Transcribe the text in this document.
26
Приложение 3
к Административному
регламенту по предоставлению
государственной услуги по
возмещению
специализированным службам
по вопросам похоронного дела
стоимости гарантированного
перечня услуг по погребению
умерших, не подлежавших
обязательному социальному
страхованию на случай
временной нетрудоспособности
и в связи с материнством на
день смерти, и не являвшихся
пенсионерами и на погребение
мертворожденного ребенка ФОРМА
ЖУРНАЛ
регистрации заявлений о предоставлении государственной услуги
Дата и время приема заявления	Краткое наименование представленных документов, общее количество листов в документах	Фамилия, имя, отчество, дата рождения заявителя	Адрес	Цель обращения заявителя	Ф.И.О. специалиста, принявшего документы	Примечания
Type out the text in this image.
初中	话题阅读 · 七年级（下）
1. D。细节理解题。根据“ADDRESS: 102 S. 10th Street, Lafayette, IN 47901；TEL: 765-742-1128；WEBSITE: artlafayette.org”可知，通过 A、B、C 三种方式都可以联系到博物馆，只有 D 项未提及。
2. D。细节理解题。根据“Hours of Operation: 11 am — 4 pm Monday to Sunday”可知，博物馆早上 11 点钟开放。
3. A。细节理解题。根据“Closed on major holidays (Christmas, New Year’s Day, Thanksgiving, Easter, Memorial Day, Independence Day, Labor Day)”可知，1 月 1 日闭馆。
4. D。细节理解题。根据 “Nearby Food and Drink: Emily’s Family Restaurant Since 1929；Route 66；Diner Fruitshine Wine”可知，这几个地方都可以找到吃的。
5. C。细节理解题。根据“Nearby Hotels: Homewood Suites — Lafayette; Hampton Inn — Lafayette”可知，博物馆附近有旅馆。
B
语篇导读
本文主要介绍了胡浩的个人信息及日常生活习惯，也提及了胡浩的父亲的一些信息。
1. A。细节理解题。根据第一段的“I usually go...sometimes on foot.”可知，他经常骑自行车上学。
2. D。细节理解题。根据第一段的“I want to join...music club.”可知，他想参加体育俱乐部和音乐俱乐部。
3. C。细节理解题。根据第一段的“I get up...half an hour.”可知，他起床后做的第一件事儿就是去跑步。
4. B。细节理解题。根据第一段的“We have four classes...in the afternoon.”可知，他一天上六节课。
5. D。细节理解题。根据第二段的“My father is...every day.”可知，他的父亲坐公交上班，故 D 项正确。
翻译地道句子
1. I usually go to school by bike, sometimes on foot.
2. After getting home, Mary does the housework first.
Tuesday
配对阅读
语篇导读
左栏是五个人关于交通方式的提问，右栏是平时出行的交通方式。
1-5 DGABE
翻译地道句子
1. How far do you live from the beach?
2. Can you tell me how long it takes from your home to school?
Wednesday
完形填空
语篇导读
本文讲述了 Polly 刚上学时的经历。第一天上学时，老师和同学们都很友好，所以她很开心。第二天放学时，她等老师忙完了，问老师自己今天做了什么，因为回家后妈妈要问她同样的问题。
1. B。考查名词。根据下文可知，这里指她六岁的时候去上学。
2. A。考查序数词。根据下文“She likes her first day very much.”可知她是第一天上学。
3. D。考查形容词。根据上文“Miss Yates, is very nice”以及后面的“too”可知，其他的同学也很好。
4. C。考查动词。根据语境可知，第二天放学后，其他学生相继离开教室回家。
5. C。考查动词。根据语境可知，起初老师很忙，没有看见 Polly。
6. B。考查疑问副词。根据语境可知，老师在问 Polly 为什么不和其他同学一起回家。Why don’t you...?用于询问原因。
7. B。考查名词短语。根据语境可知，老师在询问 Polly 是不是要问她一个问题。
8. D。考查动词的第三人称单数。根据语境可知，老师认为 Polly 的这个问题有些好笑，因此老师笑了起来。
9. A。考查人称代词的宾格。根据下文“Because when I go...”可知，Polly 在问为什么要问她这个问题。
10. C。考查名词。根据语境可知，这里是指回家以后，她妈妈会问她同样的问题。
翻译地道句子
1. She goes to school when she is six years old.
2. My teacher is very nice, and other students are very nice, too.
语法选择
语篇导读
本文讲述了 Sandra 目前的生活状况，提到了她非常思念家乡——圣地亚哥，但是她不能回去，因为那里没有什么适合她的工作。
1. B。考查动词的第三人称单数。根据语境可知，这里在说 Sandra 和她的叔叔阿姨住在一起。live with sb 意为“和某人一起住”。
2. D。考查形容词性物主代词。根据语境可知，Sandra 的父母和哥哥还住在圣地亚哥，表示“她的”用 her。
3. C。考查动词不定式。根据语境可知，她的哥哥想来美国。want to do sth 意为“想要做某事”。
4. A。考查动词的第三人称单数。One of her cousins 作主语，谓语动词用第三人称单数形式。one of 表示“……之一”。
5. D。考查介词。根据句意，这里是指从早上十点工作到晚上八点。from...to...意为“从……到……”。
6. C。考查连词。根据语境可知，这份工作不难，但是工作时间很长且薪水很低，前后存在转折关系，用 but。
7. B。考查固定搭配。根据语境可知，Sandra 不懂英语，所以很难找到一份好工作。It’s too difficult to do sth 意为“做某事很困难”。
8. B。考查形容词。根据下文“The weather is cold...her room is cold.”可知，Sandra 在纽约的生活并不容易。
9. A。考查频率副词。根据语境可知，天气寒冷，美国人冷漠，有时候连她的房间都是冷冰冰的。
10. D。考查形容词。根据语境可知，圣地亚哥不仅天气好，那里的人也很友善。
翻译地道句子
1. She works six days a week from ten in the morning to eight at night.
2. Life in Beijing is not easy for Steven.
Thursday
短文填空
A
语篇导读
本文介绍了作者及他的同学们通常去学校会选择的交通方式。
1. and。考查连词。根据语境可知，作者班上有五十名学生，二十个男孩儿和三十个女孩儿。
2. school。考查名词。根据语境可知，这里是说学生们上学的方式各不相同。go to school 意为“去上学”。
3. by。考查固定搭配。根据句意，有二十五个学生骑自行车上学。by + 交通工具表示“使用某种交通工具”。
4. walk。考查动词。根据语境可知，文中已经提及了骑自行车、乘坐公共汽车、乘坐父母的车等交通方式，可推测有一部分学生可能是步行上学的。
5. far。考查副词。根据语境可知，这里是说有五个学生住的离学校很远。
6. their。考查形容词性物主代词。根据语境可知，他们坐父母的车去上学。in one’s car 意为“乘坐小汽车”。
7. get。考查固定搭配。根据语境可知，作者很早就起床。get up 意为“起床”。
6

-------------------------

- **WORK TO BE COMPLETED**: In the entries above, some lines may contain the string "Lafayette"; report how many, without additional comment.

- **CORRECT RESPONSE**: 2